> _Data supplied_:
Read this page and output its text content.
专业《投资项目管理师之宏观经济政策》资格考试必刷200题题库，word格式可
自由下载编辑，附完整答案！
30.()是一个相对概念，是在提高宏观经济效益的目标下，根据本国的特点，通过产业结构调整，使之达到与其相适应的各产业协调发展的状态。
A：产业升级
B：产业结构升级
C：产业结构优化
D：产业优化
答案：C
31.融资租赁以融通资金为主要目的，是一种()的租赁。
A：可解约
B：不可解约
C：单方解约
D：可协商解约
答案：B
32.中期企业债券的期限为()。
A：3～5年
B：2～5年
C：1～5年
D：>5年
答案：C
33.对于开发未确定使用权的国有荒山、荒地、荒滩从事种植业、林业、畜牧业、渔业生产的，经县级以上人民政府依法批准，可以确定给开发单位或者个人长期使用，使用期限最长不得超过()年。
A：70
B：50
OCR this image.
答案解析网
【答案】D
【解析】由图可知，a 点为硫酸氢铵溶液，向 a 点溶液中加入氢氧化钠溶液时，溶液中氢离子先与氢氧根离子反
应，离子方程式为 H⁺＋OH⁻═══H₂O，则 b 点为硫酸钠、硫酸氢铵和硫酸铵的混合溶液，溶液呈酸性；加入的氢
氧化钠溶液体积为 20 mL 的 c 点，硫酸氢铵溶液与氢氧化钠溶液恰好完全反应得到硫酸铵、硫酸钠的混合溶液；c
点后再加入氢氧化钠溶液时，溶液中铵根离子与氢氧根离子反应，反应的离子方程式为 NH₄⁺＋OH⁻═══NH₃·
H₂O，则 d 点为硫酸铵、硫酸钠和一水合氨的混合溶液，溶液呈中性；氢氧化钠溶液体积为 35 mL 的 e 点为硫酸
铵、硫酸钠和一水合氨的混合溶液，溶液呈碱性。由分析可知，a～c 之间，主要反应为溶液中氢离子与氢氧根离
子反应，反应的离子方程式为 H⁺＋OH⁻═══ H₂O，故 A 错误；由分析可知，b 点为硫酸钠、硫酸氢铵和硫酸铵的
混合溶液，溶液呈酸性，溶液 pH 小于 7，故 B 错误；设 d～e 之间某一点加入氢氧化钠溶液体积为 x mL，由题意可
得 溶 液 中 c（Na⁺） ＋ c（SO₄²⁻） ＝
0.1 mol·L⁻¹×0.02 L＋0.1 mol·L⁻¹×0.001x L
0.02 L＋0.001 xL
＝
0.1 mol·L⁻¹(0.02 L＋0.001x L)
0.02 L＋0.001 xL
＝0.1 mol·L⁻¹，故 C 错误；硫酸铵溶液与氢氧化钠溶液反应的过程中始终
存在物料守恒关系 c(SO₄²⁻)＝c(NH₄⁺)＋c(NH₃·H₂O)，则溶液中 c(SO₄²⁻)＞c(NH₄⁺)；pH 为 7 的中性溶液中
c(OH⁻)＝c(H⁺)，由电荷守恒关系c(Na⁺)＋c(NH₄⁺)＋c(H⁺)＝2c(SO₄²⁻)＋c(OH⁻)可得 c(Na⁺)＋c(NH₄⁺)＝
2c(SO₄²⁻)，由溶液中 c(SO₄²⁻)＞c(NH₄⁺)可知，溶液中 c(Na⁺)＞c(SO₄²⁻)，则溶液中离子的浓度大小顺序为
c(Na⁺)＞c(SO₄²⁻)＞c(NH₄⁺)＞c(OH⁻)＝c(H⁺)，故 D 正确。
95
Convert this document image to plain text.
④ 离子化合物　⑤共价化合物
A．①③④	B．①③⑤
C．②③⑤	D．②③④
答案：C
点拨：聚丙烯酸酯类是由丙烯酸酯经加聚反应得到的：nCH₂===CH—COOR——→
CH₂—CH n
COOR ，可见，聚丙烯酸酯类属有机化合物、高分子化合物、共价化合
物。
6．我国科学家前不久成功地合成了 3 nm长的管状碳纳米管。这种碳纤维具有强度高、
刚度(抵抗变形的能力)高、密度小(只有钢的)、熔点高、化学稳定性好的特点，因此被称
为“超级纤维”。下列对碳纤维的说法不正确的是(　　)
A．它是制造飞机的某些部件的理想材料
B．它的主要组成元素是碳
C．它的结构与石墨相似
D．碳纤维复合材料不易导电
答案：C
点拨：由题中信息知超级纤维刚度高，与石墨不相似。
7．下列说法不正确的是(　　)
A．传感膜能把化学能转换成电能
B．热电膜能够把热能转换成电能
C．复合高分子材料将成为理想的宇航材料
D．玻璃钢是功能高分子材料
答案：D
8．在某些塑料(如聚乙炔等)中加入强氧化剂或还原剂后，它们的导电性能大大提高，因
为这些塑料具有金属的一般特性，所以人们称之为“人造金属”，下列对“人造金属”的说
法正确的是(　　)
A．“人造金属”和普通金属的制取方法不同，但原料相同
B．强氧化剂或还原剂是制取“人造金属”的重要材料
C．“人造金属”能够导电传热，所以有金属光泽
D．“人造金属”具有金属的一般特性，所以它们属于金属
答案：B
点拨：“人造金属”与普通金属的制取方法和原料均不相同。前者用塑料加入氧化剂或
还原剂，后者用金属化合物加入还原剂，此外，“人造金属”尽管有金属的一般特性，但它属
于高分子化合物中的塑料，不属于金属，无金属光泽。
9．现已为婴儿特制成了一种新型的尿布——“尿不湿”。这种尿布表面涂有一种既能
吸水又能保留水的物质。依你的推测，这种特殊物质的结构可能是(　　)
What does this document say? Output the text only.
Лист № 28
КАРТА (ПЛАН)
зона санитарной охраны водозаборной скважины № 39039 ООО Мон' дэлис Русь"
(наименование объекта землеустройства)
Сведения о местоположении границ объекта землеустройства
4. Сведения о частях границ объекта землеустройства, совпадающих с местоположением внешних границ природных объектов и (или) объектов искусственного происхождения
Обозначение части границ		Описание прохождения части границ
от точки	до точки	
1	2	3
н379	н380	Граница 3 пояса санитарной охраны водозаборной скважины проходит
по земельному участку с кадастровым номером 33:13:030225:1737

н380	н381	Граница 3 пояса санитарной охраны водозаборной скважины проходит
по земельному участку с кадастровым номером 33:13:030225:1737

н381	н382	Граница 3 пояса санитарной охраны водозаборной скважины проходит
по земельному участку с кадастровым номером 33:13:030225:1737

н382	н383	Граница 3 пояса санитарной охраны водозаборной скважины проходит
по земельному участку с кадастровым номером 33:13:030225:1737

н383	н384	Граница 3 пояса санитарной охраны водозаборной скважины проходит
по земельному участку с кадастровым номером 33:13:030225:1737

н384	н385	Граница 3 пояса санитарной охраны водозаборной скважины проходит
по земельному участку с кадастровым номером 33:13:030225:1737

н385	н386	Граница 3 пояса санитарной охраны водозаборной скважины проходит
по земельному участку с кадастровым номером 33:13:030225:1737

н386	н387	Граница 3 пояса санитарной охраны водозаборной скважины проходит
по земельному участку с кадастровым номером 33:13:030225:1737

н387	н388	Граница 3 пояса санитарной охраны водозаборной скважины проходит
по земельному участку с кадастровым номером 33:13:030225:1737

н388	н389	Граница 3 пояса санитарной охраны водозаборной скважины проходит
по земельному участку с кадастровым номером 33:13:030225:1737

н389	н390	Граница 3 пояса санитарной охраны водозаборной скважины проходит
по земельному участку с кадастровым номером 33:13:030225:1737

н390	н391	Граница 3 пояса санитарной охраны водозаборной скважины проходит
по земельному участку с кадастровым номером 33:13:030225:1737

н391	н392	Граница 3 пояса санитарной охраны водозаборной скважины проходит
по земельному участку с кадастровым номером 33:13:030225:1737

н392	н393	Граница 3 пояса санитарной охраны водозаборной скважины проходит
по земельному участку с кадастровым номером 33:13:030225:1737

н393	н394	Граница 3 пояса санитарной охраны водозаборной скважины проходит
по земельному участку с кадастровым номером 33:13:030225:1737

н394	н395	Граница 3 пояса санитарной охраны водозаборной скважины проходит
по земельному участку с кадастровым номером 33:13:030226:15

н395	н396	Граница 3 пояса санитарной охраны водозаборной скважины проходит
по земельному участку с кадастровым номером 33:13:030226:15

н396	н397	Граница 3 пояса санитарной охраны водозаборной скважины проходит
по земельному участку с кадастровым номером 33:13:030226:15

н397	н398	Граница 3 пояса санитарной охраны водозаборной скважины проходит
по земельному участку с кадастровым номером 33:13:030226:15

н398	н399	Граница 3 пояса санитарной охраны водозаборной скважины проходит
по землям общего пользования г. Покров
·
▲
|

> _Exercise goal_:
Identify each line of the material where the word "image" shows up, and copy it.

> _Answer to this exercise_:
OCR this image.
Convert this document image to plain text.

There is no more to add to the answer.